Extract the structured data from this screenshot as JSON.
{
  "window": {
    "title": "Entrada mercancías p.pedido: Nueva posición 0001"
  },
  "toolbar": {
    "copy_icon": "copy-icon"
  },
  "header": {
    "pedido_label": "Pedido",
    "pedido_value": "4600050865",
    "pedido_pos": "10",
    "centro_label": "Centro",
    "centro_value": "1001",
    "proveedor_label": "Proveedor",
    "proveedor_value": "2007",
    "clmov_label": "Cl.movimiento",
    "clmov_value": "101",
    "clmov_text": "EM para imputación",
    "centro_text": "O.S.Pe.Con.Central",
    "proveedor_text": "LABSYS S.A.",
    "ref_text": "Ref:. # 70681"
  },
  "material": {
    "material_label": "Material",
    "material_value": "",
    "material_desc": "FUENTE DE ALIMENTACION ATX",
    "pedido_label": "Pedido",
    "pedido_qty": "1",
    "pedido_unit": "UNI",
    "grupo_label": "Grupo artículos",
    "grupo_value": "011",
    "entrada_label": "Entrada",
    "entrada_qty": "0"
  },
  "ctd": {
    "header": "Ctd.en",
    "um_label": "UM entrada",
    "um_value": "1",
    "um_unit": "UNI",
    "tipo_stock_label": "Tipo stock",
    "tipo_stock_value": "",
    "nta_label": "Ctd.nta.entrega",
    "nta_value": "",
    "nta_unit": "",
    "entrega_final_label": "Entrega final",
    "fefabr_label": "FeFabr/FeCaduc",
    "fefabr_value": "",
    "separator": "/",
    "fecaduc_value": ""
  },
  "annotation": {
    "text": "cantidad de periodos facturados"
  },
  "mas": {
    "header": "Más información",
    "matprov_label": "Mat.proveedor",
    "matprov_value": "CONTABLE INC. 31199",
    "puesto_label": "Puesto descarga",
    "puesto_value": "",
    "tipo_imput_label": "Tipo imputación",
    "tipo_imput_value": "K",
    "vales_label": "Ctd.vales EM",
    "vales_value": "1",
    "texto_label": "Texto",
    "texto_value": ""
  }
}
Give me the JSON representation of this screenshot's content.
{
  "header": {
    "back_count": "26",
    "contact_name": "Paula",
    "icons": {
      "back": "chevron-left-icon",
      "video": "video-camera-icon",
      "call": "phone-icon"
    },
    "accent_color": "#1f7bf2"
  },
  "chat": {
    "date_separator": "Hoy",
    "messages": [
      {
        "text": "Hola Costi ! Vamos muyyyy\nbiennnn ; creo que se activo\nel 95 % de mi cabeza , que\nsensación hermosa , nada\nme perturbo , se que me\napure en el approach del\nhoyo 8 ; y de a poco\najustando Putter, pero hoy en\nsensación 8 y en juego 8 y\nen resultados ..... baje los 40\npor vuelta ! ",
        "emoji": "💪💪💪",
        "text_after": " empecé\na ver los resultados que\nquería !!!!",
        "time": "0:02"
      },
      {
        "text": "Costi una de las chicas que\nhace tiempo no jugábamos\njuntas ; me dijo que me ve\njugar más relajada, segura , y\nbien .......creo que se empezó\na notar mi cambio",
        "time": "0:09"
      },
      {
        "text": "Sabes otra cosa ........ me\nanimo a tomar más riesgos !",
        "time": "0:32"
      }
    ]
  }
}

* TASK DESCRIPTION: Using the listing above, locate the lines that hold "resultados" and copy each one.

* RESPONSE TO THIS TASK:
        "text": "Hola Costi ! Vamos muyyyy\nbiennnn ; creo que se activo\nel 95 % de mi cabeza , que\nsensación hermosa , nada\nme perturbo , se que me\napure en el approach del\nhoyo 8 ; y de a poco\najustando Putter, pero hoy en\nsensación 8 y en juego 8 y\nen resultados ..... baje los 40\npor vuelta ! ",
        "text_after": " empecé\na ver los resultados que\nquería !!!!",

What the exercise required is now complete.